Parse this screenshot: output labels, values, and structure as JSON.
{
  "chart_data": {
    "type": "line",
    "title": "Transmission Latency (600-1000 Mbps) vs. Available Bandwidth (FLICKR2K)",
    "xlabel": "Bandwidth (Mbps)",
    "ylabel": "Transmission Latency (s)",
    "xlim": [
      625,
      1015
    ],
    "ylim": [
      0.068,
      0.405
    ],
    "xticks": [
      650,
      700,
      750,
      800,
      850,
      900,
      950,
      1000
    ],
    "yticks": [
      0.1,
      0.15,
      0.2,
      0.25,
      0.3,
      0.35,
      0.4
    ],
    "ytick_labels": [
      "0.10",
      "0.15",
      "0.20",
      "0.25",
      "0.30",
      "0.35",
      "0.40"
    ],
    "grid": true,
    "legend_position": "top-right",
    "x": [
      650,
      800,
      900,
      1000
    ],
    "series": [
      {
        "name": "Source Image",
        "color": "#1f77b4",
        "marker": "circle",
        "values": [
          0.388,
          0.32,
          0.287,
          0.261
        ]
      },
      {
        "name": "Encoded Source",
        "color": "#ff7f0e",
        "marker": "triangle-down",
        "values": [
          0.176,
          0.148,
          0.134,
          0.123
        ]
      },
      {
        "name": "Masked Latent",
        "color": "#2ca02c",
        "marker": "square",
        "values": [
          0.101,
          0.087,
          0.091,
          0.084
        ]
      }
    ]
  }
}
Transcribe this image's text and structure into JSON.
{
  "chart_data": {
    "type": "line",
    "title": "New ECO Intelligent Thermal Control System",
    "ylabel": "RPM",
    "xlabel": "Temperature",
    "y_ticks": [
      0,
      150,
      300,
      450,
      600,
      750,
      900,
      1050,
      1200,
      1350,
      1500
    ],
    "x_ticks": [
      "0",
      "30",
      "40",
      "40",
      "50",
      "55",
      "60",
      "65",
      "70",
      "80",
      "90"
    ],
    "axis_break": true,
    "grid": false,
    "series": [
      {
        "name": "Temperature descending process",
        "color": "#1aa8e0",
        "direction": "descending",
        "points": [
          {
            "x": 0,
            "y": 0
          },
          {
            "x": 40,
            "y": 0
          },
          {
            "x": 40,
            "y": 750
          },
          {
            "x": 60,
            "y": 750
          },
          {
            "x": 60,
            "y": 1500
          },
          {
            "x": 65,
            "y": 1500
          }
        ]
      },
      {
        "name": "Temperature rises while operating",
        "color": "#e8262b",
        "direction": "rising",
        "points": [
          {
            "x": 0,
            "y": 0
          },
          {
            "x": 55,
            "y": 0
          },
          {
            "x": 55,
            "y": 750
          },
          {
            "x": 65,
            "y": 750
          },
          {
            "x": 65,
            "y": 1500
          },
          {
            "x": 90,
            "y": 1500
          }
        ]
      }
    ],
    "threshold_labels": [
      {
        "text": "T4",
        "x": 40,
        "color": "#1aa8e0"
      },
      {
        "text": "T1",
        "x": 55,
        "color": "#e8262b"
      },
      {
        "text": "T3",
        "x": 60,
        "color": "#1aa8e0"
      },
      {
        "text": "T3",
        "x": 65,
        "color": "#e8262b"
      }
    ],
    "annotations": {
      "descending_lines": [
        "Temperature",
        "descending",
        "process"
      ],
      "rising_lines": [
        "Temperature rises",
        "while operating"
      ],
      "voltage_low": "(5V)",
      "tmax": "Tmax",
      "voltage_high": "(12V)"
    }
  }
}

-*-*-

• DIRECTIVE: From the listing above, copy every line that holds the string "Bandwidth".

• RESPONSE FOR THIS EXERCISE:
    "title": "Transmission Latency (600-1000 Mbps) vs. Available Bandwidth (FLICKR2K)",
    "xlabel": "Bandwidth (Mbps)",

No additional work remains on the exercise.